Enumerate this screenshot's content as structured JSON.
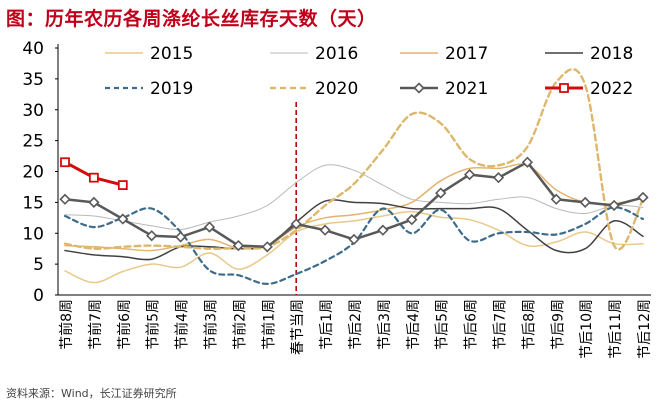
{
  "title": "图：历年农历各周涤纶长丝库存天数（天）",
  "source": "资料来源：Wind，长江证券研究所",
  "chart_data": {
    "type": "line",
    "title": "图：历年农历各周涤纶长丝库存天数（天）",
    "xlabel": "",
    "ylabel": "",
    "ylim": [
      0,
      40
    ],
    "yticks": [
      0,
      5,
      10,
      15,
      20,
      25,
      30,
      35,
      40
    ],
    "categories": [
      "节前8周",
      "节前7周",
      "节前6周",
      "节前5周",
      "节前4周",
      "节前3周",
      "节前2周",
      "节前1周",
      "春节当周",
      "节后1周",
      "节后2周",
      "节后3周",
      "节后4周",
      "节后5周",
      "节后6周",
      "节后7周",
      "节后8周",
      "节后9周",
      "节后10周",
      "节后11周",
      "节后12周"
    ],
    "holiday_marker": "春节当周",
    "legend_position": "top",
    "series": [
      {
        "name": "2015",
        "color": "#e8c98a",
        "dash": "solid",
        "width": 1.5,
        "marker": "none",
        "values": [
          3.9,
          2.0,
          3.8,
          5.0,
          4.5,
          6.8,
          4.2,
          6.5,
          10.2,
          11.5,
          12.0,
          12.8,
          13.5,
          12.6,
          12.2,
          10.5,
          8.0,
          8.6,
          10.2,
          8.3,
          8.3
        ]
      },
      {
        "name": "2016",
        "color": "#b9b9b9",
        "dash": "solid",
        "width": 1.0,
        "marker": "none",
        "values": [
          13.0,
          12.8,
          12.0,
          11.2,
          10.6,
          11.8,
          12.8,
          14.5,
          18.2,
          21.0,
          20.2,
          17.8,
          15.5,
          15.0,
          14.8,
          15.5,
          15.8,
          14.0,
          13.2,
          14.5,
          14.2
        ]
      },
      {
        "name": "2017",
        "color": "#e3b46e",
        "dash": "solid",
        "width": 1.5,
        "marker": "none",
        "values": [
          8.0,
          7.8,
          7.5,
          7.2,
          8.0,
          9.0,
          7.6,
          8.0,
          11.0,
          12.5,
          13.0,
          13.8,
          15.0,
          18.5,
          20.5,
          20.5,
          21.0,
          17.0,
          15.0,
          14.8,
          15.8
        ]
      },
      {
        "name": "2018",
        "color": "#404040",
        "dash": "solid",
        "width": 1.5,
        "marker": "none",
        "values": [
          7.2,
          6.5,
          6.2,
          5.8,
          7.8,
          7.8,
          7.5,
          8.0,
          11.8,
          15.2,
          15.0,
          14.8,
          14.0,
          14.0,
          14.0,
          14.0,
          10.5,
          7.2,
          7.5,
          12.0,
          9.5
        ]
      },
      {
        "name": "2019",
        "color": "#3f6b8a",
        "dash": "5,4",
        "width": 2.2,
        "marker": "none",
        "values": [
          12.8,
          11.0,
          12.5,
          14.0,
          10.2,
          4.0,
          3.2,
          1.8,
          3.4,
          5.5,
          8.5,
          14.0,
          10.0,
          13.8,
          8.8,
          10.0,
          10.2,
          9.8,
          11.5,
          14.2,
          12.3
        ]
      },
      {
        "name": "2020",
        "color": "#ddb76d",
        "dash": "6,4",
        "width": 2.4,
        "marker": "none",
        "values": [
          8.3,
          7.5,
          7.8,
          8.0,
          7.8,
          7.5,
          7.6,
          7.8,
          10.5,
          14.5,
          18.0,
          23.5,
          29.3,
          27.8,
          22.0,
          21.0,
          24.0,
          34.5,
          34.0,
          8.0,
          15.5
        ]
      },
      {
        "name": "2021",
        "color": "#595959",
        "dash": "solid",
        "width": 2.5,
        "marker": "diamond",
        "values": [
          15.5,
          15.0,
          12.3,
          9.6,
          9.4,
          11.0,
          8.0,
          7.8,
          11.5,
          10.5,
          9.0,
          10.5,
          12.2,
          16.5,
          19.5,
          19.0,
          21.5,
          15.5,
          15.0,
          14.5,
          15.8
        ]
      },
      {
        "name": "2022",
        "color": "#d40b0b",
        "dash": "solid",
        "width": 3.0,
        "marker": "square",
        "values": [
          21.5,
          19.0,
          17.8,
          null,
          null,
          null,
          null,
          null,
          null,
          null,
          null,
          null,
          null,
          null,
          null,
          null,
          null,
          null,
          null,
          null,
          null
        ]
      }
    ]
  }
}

## TASK STATEMENT:
Give an exact copy of the material, leaving out every picture.

## THE REPLY:
Enumerate this screenshot's content as structured JSON.
{
  "title": "图：历年农历各周涤纶长丝库存天数（天）",
  "source": "资料来源：Wind，长江证券研究所",
  "chart_data": {
    "type": "line",
    "title": "图：历年农历各周涤纶长丝库存天数（天）",
    "xlabel": "",
    "ylabel": "",
    "ylim": [
      0,
      40
    ],
    "yticks": [
      0,
      5,
      10,
      15,
      20,
      25,
      30,
      35,
      40
    ],
    "categories": [
      "节前8周",
      "节前7周",
      "节前6周",
      "节前5周",
      "节前4周",
      "节前3周",
      "节前2周",
      "节前1周",
      "春节当周",
      "节后1周",
      "节后2周",
      "节后3周",
      "节后4周",
      "节后5周",
      "节后6周",
      "节后7周",
      "节后8周",
      "节后9周",
      "节后10周",
      "节后11周",
      "节后12周"
    ],
    "holiday_marker": "春节当周",
    "legend_position": "top",
    "series": [
      {
        "name": "2015",
        "color": "#e8c98a",
        "dash": "solid",
        "width": 1.5,
        "marker": "none",
        "values": [
          3.9,
          2.0,
          3.8,
          5.0,
          4.5,
          6.8,
          4.2,
          6.5,
          10.2,
          11.5,
          12.0,
          12.8,
          13.5,
          12.6,
          12.2,
          10.5,
          8.0,
          8.6,
          10.2,
          8.3,
          8.3
        ]
      },
      {
        "name": "2016",
        "color": "#b9b9b9",
        "dash": "solid",
        "width": 1.0,
        "marker": "none",
        "values": [
          13.0,
          12.8,
          12.0,
          11.2,
          10.6,
          11.8,
          12.8,
          14.5,
          18.2,
          21.0,
          20.2,
          17.8,
          15.5,
          15.0,
          14.8,
          15.5,
          15.8,
          14.0,
          13.2,
          14.5,
          14.2
        ]
      },
      {
        "name": "2017",
        "color": "#e3b46e",
        "dash": "solid",
        "width": 1.5,
        "marker": "none",
        "values": [
          8.0,
          7.8,
          7.5,
          7.2,
          8.0,
          9.0,
          7.6,
          8.0,
          11.0,
          12.5,
          13.0,
          13.8,
          15.0,
          18.5,
          20.5,
          20.5,
          21.0,
          17.0,
          15.0,
          14.8,
          15.8
        ]
      },
      {
        "name": "2018",
        "color": "#404040",
        "dash": "solid",
        "width": 1.5,
        "marker": "none",
        "values": [
          7.2,
          6.5,
          6.2,
          5.8,
          7.8,
          7.8,
          7.5,
          8.0,
          11.8,
          15.2,
          15.0,
          14.8,
          14.0,
          14.0,
          14.0,
          14.0,
          10.5,
          7.2,
          7.5,
          12.0,
          9.5
        ]
      },
      {
        "name": "2019",
        "color": "#3f6b8a",
        "dash": "5,4",
        "width": 2.2,
        "marker": "none",
        "values": [
          12.8,
          11.0,
          12.5,
          14.0,
          10.2,
          4.0,
          3.2,
          1.8,
          3.4,
          5.5,
          8.5,
          14.0,
          10.0,
          13.8,
          8.8,
          10.0,
          10.2,
          9.8,
          11.5,
          14.2,
          12.3
        ]
      },
      {
        "name": "2020",
        "color": "#ddb76d",
        "dash": "6,4",
        "width": 2.4,
        "marker": "none",
        "values": [
          8.3,
          7.5,
          7.8,
          8.0,
          7.8,
          7.5,
          7.6,
          7.8,
          10.5,
          14.5,
          18.0,
          23.5,
          29.3,
          27.8,
          22.0,
          21.0,
          24.0,
          34.5,
          34.0,
          8.0,
          15.5
        ]
      },
      {
        "name": "2021",
        "color": "#595959",
        "dash": "solid",
        "width": 2.5,
        "marker": "diamond",
        "values": [
          15.5,
          15.0,
          12.3,
          9.6,
          9.4,
          11.0,
          8.0,
          7.8,
          11.5,
          10.5,
          9.0,
          10.5,
          12.2,
          16.5,
          19.5,
          19.0,
          21.5,
          15.5,
          15.0,
          14.5,
          15.8
        ]
      },
      {
        "name": "2022",
        "color": "#d40b0b",
        "dash": "solid",
        "width": 3.0,
        "marker": "square",
        "values": [
          21.5,
          19.0,
          17.8,
          null,
          null,
          null,
          null,
          null,
          null,
          null,
          null,
          null,
          null,
          null,
          null,
          null,
          null,
          null,
          null,
          null,
          null
        ]
      }
    ]
  }
}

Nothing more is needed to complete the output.